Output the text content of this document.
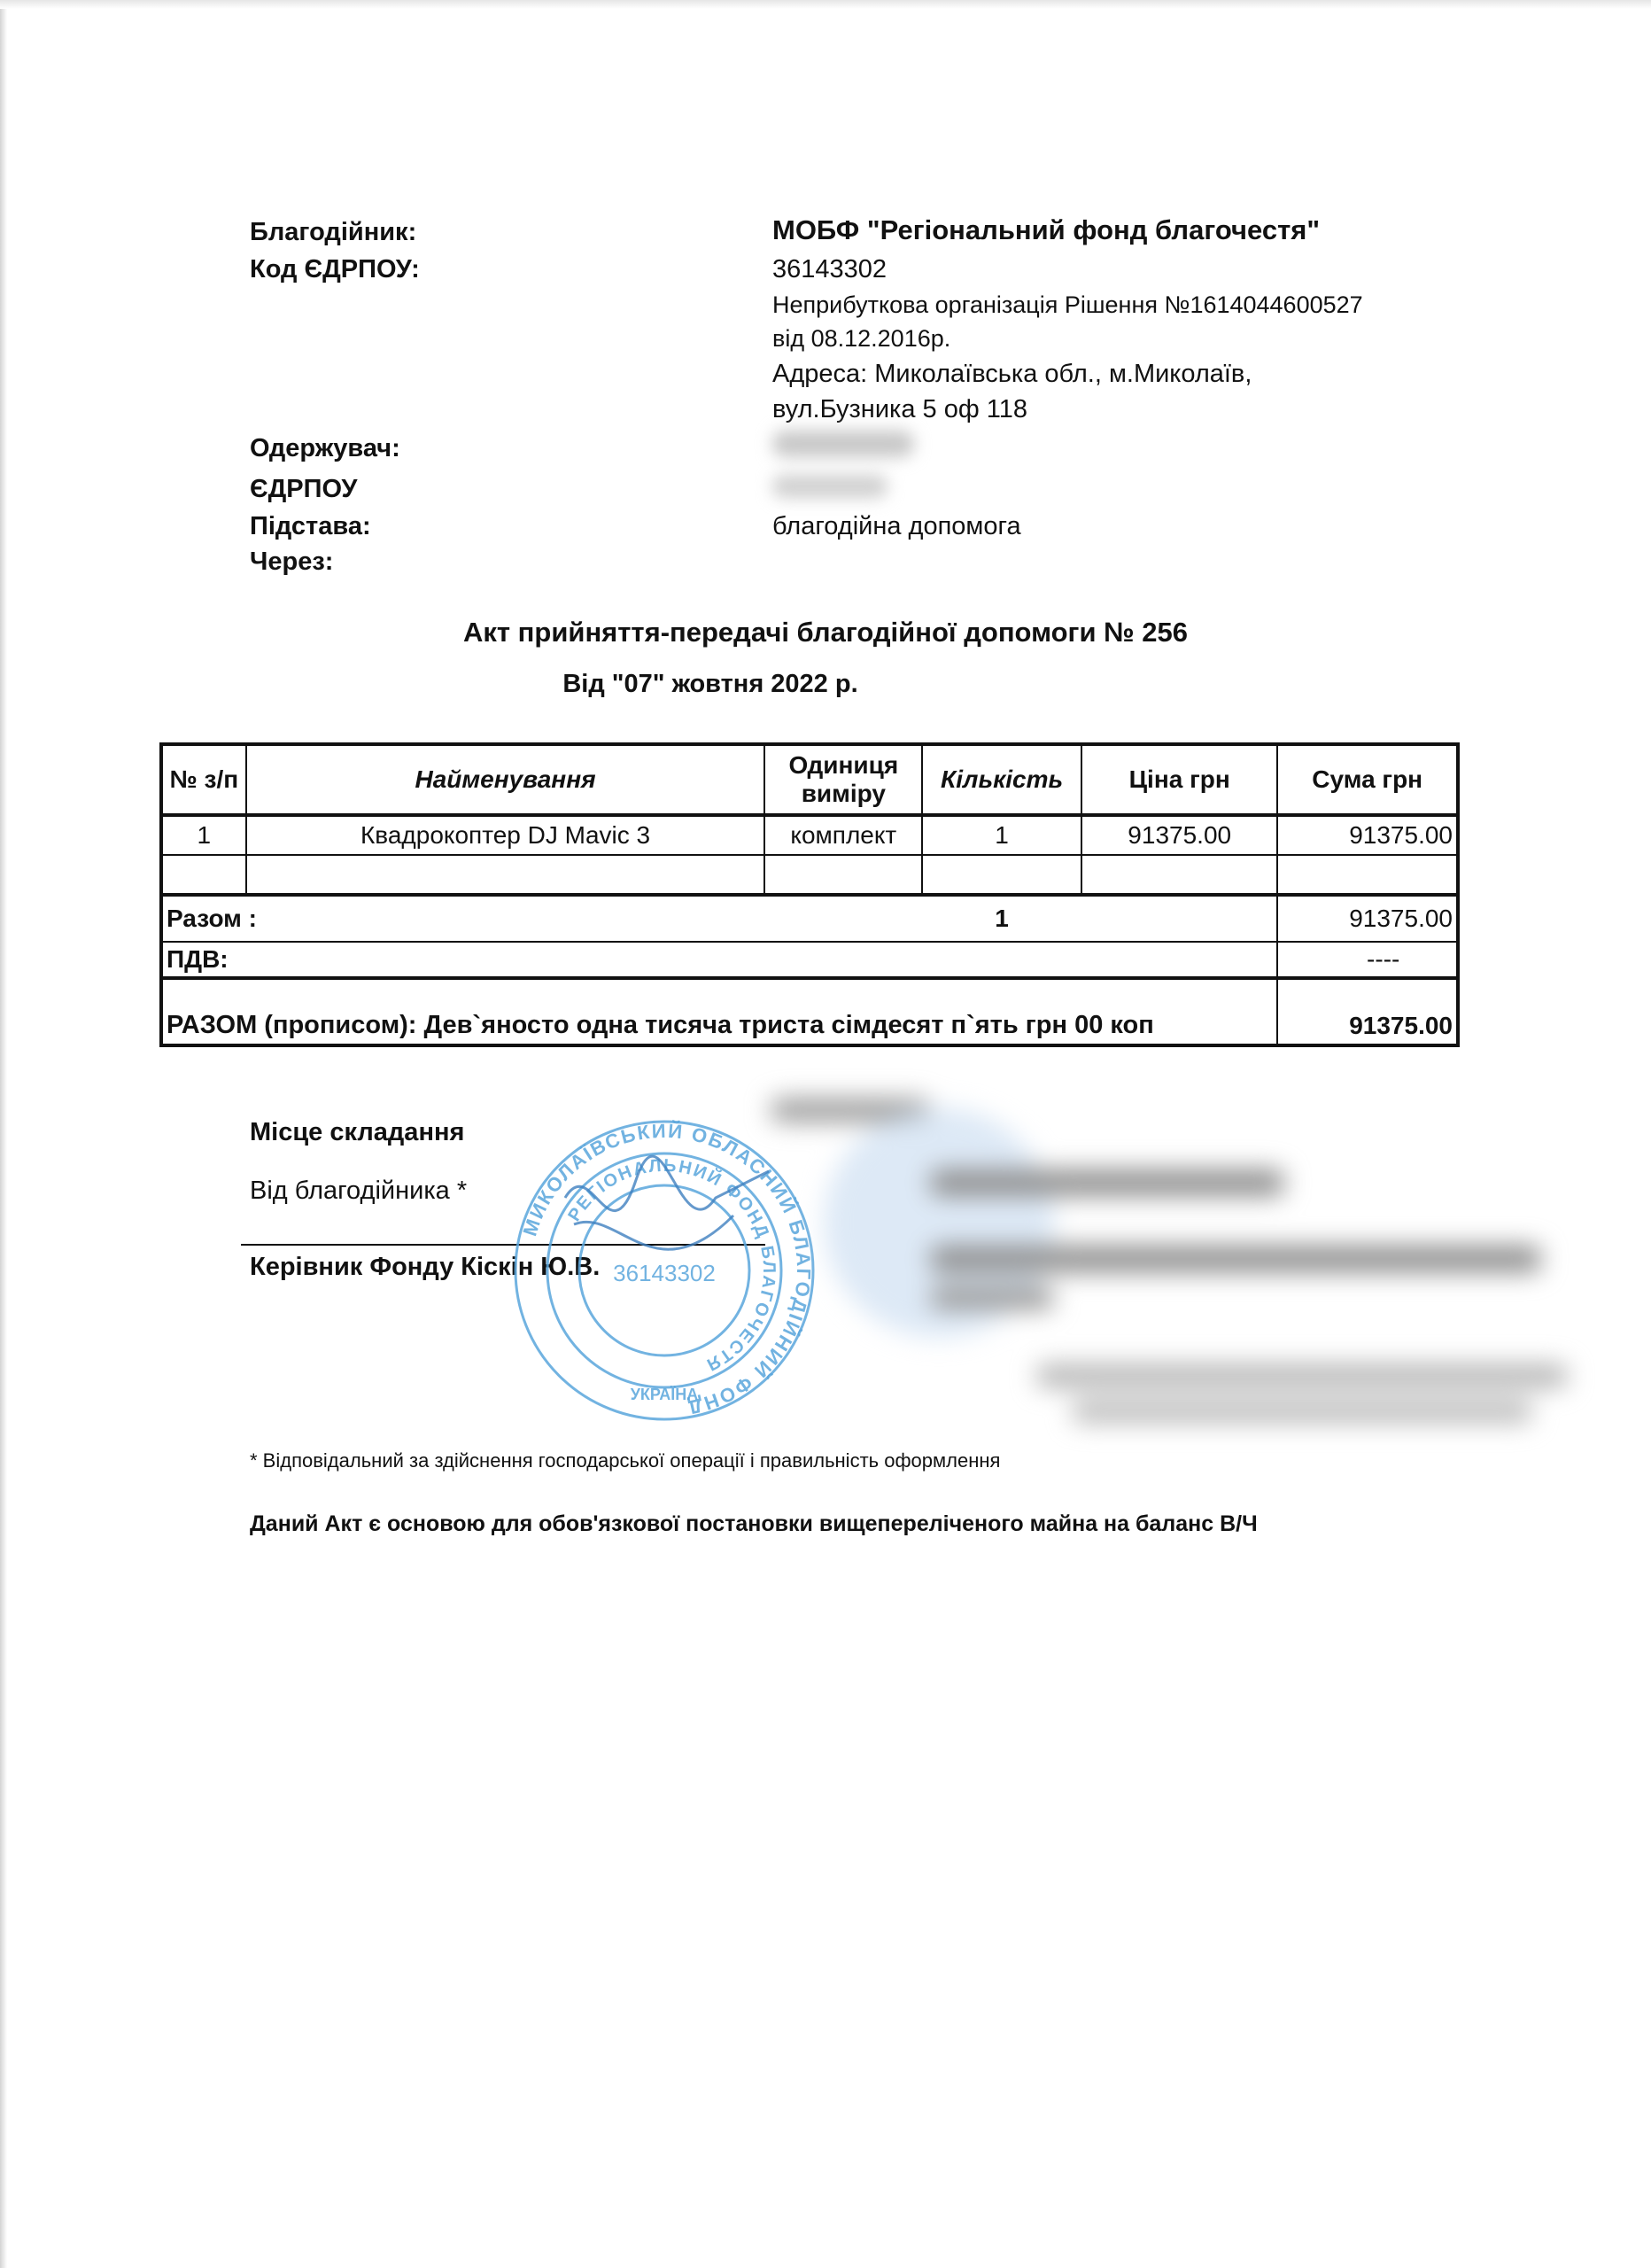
Благодійник:	МОБФ "Регіональний фонд благочестя"
Код ЄДРПОУ:	36143302
Неприбуткова організація Рішення №1614044600527
від 08.12.2016р.
Адреса: Миколаївська обл., м.Миколаїв,
вул.Бузника 5 оф 118
Одержувач:
ЄДРПОУ
Підстава:	благодійна допомога
Через:
Акт прийняття-передачі благодійної допомоги № 256
Від "07" жовтня 2022 р.
№ з/п	Найменування	Одиниця виміру	Кількість	Ціна грн	Сума грн
1	Квадрокоптер DJ Mavic 3	комплект	1	91375.00	91375.00

Разом :			1		91375.00
ПДВ:					----
РАЗОМ (прописом): Дев`яносто одна тисяча триста сімдесят п`ять грн 00 коп					91375.00
Місце складання
Від благодійника *
Керівник Фонду Кіскін Ю.В.
МИКОЛАЇВСЬКИЙ ОБЛАСНИЙ БЛАГОДІЙНИЙ ФОНД
РЕГІОНАЛЬНИЙ ФОНД БЛАГОЧЕСТЯ
36143302
УКРАЇНА
* Відповідальний за здійснення господарської операції і правильність оформлення
Даний Акт є основою для обов'язкової постановки вищепереліченого майна на баланс В/Ч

_Aim of the exercise_
Return each line of the data, keeping its wording exact and omitting pictures.

_Task output_
Output the text content of this document.
Благодійник:	МОБФ "Регіональний фонд благочестя"
Код ЄДРПОУ:	36143302
Неприбуткова організація Рішення №1614044600527
від 08.12.2016р.
Адреса: Миколаївська обл., м.Миколаїв,
вул.Бузника 5 оф 118
Одержувач:
ЄДРПОУ
Підстава:	благодійна допомога
Через:
Акт прийняття-передачі благодійної допомоги № 256
Від "07" жовтня 2022 р.
№ з/п	Найменування	Одиниця виміру	Кількість	Ціна грн	Сума грн
1	Квадрокоптер DJ Mavic 3	комплект	1	91375.00	91375.00

Разом :			1		91375.00
ПДВ:					----
РАЗОМ (прописом): Дев`яносто одна тисяча триста сімдесят п`ять грн 00 коп					91375.00
Місце складання
Від благодійника *
Керівник Фонду Кіскін Ю.В.
МИКОЛАЇВСЬКИЙ ОБЛАСНИЙ БЛАГОДІЙНИЙ ФОНД
РЕГІОНАЛЬНИЙ ФОНД БЛАГОЧЕСТЯ
36143302
УКРАЇНА
* Відповідальний за здійснення господарської операції і правильність оформлення
Даний Акт є основою для обов'язкової постановки вищепереліченого майна на баланс В/Ч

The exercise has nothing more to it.